Records from a collection of figures
◆ ◆ ◆ ◆
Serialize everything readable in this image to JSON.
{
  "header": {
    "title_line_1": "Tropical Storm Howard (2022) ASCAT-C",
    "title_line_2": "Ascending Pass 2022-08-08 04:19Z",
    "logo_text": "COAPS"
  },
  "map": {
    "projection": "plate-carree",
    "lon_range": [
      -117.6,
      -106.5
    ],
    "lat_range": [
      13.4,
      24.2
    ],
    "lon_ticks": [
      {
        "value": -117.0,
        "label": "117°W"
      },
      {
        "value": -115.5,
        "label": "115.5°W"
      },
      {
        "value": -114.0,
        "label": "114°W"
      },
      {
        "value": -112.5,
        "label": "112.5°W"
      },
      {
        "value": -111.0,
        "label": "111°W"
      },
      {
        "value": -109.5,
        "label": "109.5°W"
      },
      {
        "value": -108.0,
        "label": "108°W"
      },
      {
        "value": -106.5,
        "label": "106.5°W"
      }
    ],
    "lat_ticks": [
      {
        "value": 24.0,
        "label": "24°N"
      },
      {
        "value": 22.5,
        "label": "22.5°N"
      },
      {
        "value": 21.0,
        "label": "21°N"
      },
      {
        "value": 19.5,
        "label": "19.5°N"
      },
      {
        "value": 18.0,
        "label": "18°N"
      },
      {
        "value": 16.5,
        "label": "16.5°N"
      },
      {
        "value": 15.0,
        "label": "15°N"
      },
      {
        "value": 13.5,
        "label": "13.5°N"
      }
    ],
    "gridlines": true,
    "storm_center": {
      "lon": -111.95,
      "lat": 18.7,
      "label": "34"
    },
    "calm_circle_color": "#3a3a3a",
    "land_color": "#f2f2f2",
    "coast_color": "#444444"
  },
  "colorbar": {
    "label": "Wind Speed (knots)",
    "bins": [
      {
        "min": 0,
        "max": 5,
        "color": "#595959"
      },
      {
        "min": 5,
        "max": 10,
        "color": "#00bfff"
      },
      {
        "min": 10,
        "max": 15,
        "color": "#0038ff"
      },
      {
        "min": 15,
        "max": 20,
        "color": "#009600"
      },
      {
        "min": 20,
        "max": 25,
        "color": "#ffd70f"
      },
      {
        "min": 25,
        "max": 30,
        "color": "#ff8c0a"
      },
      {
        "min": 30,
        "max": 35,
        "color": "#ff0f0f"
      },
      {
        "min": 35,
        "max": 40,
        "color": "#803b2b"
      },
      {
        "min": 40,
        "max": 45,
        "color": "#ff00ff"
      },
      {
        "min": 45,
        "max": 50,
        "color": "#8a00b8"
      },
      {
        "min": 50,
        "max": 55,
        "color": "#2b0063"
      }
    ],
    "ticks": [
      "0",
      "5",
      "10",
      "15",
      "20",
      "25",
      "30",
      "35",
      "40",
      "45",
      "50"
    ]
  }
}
◆ ◆ ◆ ◆
To do
Copy out the material word for word and line for line.

Final answer
Serialize everything readable in this image to JSON.
{
  "header": {
    "title_line_1": "Tropical Storm Howard (2022) ASCAT-C",
    "title_line_2": "Ascending Pass 2022-08-08 04:19Z",
    "logo_text": "COAPS"
  },
  "map": {
    "projection": "plate-carree",
    "lon_range": [
      -117.6,
      -106.5
    ],
    "lat_range": [
      13.4,
      24.2
    ],
    "lon_ticks": [
      {
        "value": -117.0,
        "label": "117°W"
      },
      {
        "value": -115.5,
        "label": "115.5°W"
      },
      {
        "value": -114.0,
        "label": "114°W"
      },
      {
        "value": -112.5,
        "label": "112.5°W"
      },
      {
        "value": -111.0,
        "label": "111°W"
      },
      {
        "value": -109.5,
        "label": "109.5°W"
      },
      {
        "value": -108.0,
        "label": "108°W"
      },
      {
        "value": -106.5,
        "label": "106.5°W"
      }
    ],
    "lat_ticks": [
      {
        "value": 24.0,
        "label": "24°N"
      },
      {
        "value": 22.5,
        "label": "22.5°N"
      },
      {
        "value": 21.0,
        "label": "21°N"
      },
      {
        "value": 19.5,
        "label": "19.5°N"
      },
      {
        "value": 18.0,
        "label": "18°N"
      },
      {
        "value": 16.5,
        "label": "16.5°N"
      },
      {
        "value": 15.0,
        "label": "15°N"
      },
      {
        "value": 13.5,
        "label": "13.5°N"
      }
    ],
    "gridlines": true,
    "storm_center": {
      "lon": -111.95,
      "lat": 18.7,
      "label": "34"
    },
    "calm_circle_color": "#3a3a3a",
    "land_color": "#f2f2f2",
    "coast_color": "#444444"
  },
  "colorbar": {
    "label": "Wind Speed (knots)",
    "bins": [
      {
        "min": 0,
        "max": 5,
        "color": "#595959"
      },
      {
        "min": 5,
        "max": 10,
        "color": "#00bfff"
      },
      {
        "min": 10,
        "max": 15,
        "color": "#0038ff"
      },
      {
        "min": 15,
        "max": 20,
        "color": "#009600"
      },
      {
        "min": 20,
        "max": 25,
        "color": "#ffd70f"
      },
      {
        "min": 25,
        "max": 30,
        "color": "#ff8c0a"
      },
      {
        "min": 30,
        "max": 35,
        "color": "#ff0f0f"
      },
      {
        "min": 35,
        "max": 40,
        "color": "#803b2b"
      },
      {
        "min": 40,
        "max": 45,
        "color": "#ff00ff"
      },
      {
        "min": 45,
        "max": 50,
        "color": "#8a00b8"
      },
      {
        "min": 50,
        "max": 55,
        "color": "#2b0063"
      }
    ],
    "ticks": [
      "0",
      "5",
      "10",
      "15",
      "20",
      "25",
      "30",
      "35",
      "40",
      "45",
      "50"
    ]
  }
}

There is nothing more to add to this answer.